*What needs to be done:* Copy out, from the entries below, each line holding the string "this".

** Start of Given records **

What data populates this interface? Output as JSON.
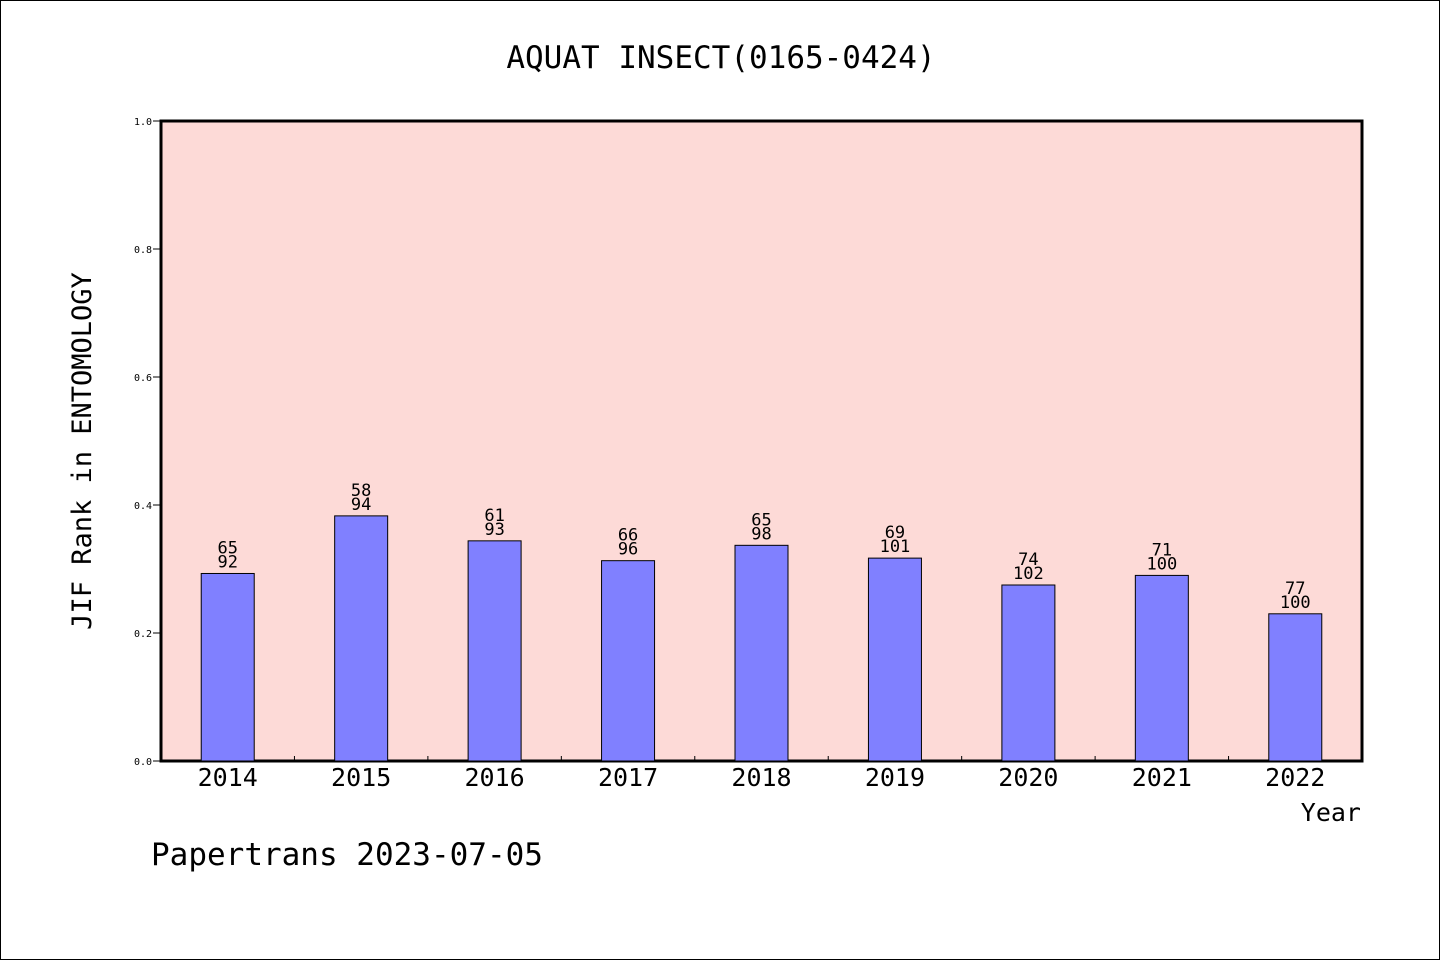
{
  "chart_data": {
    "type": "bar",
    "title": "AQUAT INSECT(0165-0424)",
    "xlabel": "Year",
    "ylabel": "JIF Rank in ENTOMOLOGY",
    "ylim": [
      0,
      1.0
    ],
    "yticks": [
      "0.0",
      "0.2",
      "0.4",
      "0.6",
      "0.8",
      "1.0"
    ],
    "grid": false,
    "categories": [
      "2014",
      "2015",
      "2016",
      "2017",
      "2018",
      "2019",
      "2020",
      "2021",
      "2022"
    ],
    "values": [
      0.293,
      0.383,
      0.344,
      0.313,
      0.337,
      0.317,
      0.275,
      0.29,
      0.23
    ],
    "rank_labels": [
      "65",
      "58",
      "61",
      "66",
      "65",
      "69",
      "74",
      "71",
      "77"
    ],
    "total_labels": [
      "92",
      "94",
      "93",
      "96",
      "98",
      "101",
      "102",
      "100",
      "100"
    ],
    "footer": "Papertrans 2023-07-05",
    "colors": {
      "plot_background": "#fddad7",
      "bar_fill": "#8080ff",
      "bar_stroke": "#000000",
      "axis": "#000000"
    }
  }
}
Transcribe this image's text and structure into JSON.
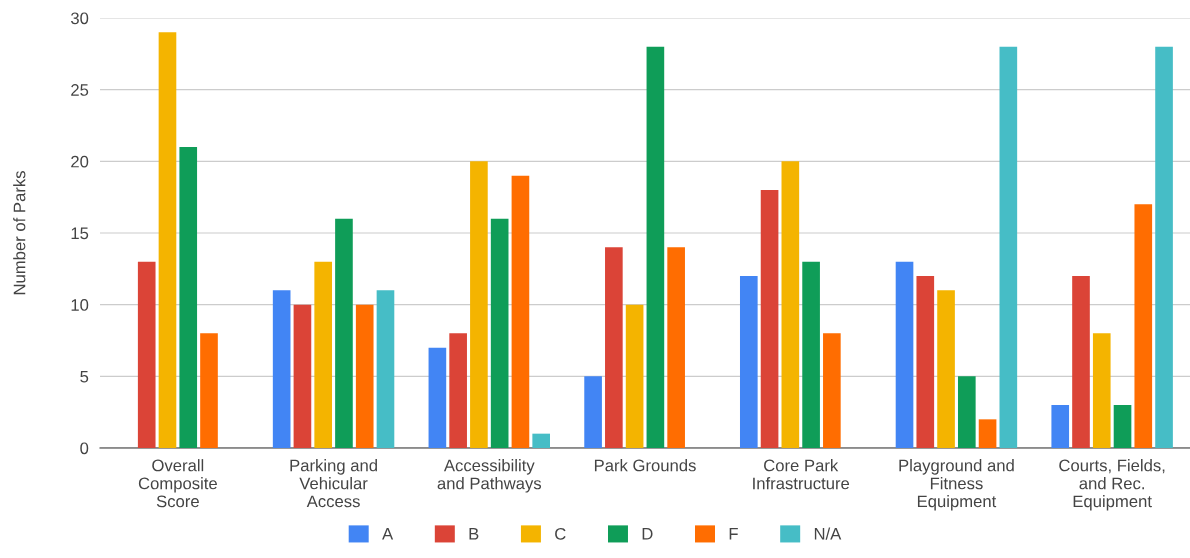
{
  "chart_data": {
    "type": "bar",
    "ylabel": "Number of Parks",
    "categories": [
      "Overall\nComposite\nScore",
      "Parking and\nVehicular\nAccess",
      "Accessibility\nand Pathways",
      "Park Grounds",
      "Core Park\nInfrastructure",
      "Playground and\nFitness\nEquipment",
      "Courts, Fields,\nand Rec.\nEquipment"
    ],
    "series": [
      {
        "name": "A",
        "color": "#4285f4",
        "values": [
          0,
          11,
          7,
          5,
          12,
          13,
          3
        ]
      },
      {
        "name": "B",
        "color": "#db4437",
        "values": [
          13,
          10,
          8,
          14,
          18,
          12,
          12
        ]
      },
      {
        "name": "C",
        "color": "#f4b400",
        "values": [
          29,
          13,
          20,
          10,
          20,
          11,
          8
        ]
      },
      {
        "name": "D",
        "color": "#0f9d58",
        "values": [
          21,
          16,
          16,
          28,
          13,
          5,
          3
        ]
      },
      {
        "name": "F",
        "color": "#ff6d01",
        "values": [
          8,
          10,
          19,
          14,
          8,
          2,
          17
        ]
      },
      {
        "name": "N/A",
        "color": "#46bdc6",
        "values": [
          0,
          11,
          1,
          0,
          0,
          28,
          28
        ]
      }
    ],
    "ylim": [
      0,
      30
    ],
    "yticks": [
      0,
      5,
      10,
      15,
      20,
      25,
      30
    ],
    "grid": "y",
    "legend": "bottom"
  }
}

** End of Given records **

*Solution to the exercise:*
What data populates this interface? Output as JSON.
Transcribe this image's text and structure into JSON.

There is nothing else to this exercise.